→ SET PROBLEM A
Print the passage of the online holiday shopping text from "But holiday shopping" up to and including "online shopping day.".
→ SET PROBLEM B
According to the online holiday shopping text, how much did Singles Day generate in its first 30 minutes?
→ SET PROBLEM C
List the countries that the online holiday shopping text names as places where Black Friday is the biggest online shopping day.

In 2013, Cyber Monday sales hit $2.29 billion — easily a new single-day record.

Now, that looks like kids stuff.

This year’s Singles Day, China’s annual online shopping bonanza held on Nov. 11, generated more than $7 billion in the first 30 minutes, part of a $25 billion day.

What does this tell us about online holiday shopping? First, it’s big and quickly getting bigger.

Second, this is not just an American thing. US-born Cyber Monday may have launched ecommerce holiday shopping to new heights, but the world has caught on.

Online store owners are in prime position to capitalize on the global holiday shopping boom. Sure, there are some challenges. Some of your shoppers will be halfway around the world, and you might not speak the same language.

But holiday shopping is a huge opportunity. This post will look at some of the biggest shopping holidays from around the globe, and then break down exactly how you can tap into the holiday shopping frenzy.

Black Friday and Cyber Monday

Cyber Monday
Let’s start with a few classics: Black Friday and Cyber Monday.

US ecommerce sales on Black Friday 2016 were predictably massive, hitting $3.34 billion. Our Black Friday fact research found that it even surpassed in-store purchases. 

European sales went gangbusters, too. The UK, for instance, totaled $1.62 billion in online Black Friday sales. Norway, Sweden, Denmark and Finland are among the countries where Black Friday is the biggest online shopping day.

And of course Cyber Monday continues to be a conversion vehicle. In the US, Cyber Monday 2016 was the first day to see $1 billion-plus in mobile sales.

We could go in detail by sharing Cyber Monday and Black Friday tips, but you know the story. So let’s keep moving and check in on some other big shopping holidays. While they take a backseat to Black Friday, Cyber Monday and Singles Day, they have a proven record of driving sales and should be on your holiday shopping calendar.

Mother’s Day

Mother’s Day is the third biggest retail holiday in the US, with speciality retailers logging nearly 200% more revenue in the run-up to Mother’s Day than the weeks following.

[Saved data entries]
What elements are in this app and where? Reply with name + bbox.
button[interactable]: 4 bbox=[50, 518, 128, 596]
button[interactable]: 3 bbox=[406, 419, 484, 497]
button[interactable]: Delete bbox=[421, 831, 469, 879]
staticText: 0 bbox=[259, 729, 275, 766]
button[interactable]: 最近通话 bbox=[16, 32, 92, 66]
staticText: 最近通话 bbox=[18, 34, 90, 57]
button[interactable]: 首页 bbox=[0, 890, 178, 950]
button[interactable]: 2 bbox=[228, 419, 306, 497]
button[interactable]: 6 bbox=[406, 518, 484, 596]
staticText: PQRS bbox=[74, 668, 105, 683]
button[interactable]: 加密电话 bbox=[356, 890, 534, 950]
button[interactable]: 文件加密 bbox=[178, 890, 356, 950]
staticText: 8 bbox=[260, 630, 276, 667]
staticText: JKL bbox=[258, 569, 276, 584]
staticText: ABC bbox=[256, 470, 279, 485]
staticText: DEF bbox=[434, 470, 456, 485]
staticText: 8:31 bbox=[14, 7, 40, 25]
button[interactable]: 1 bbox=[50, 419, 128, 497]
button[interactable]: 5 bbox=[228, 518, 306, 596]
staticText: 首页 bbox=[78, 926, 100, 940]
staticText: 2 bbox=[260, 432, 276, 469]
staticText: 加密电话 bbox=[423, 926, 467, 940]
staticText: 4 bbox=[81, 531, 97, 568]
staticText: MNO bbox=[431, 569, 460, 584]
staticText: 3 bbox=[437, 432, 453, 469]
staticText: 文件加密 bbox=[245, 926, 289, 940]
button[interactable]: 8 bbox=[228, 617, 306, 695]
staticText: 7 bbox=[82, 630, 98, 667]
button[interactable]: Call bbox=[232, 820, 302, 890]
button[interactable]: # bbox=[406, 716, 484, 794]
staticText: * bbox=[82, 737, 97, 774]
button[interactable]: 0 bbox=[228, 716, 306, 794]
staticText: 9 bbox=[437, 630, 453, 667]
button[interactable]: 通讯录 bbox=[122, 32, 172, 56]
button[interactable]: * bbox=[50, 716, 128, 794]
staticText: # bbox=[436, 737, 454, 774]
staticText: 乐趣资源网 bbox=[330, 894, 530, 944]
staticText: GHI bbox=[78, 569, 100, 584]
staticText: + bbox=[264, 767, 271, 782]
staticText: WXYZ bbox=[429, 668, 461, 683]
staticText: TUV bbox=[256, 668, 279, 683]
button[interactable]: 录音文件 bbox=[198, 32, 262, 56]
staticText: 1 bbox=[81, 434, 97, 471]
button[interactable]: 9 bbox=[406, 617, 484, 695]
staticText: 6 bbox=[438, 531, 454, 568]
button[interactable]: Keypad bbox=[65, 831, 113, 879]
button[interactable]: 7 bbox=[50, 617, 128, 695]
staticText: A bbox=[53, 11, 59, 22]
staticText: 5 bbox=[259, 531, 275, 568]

→ FINAL ANSWER A
But holiday shopping is a huge opportunity. This post will look at some of the biggest shopping holidays from around the globe, and then break down exactly how you can tap into the holiday shopping frenzy.

Black Friday and Cyber Monday

Cyber Monday
Let’s start with a few classics: Black Friday and Cyber Monday.

US ecommerce sales on Black Friday 2016 were predictably massive, hitting $3.34 billion. Our Black Friday fact research found that it even surpassed in-store purchases. 

European sales went gangbusters, too. The UK, for instance, totaled $1.62 billion in online Black Friday sales. Norway, Sweden, Denmark and Finland are among the countries where Black Friday is the biggest online shopping day.

→ FINAL ANSWER B
More than $7 billion.

→ FINAL ANSWER C
Norway, Sweden, Denmark, Finland